• **What this task involves**
Isolate every line in the records below with "vehicle" in it.

[Collected data entries]
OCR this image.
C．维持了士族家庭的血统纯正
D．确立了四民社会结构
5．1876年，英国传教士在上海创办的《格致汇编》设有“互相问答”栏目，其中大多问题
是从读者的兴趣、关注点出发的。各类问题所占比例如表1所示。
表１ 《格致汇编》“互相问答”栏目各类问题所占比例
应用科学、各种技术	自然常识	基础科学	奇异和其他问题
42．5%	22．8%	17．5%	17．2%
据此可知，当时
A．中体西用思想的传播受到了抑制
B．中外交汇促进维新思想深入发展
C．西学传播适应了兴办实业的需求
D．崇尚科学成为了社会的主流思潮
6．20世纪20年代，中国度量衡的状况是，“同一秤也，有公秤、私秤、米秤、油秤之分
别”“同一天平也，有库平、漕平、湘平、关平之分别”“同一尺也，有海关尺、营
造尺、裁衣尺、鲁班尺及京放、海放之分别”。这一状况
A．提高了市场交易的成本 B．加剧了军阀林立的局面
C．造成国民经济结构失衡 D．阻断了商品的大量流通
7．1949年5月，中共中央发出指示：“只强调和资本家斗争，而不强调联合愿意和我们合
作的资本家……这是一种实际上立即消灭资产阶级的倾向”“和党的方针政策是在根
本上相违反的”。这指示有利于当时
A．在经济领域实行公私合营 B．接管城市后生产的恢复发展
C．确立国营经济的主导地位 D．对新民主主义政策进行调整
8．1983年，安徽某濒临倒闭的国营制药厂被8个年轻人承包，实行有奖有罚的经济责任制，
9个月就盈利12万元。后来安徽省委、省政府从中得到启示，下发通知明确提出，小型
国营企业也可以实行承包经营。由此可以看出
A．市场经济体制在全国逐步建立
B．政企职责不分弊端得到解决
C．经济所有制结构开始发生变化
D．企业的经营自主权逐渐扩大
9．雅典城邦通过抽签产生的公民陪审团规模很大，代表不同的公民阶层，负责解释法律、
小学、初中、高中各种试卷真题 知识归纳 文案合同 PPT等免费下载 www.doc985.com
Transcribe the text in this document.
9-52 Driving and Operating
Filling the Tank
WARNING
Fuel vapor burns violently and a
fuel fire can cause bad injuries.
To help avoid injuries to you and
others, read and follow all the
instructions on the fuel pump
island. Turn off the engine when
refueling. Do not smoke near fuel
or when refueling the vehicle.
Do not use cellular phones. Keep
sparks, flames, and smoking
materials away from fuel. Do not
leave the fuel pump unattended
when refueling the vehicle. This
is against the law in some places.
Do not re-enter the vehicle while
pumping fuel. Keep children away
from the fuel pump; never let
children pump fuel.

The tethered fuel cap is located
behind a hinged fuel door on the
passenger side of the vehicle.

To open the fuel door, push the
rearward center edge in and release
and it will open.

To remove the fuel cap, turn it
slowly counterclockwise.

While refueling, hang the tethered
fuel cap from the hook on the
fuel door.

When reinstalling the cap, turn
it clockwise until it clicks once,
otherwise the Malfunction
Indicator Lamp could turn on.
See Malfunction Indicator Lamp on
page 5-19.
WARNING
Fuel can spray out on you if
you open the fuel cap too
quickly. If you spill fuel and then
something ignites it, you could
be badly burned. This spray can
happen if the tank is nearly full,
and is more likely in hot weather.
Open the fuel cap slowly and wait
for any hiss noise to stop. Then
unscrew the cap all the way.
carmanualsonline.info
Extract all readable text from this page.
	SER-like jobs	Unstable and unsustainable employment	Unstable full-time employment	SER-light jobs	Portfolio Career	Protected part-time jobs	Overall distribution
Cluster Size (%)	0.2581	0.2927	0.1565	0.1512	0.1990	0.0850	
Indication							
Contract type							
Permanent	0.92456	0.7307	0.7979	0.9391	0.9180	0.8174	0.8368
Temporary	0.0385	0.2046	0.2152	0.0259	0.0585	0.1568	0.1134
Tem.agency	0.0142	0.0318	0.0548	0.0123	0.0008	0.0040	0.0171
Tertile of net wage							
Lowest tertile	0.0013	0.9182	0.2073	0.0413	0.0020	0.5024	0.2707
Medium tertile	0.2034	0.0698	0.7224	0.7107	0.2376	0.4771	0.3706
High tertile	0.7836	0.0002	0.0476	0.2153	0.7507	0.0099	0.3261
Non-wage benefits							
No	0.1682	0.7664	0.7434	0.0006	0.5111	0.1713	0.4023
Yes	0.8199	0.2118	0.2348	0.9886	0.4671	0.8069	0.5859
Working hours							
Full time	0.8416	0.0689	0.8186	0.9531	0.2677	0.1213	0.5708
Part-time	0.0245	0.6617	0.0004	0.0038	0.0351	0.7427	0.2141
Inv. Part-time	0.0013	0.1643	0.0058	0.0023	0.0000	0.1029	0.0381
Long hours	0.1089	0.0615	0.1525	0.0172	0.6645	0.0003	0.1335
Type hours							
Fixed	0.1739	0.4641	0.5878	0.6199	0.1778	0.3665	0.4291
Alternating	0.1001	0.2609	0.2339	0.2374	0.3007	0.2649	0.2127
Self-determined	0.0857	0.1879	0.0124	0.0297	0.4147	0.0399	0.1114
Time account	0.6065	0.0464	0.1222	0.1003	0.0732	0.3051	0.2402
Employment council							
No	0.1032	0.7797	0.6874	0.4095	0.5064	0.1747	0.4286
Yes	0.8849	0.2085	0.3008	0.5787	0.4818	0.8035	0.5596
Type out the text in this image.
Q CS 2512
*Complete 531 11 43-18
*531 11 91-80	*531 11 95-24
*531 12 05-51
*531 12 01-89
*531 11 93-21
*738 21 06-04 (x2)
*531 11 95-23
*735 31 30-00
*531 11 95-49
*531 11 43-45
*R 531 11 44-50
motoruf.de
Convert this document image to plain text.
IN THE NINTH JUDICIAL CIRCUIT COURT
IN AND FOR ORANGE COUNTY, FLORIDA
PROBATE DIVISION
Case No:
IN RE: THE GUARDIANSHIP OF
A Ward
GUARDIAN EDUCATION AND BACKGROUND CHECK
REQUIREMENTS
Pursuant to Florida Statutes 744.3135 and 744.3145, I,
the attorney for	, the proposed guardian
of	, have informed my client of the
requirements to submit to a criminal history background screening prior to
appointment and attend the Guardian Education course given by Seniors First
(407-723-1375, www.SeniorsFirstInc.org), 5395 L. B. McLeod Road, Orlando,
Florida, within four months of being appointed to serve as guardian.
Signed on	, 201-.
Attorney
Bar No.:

• **Worked answer**
or when refueling the vehicle.
when refueling the vehicle. This
Do not re-enter the vehicle while
passenger side of the vehicle.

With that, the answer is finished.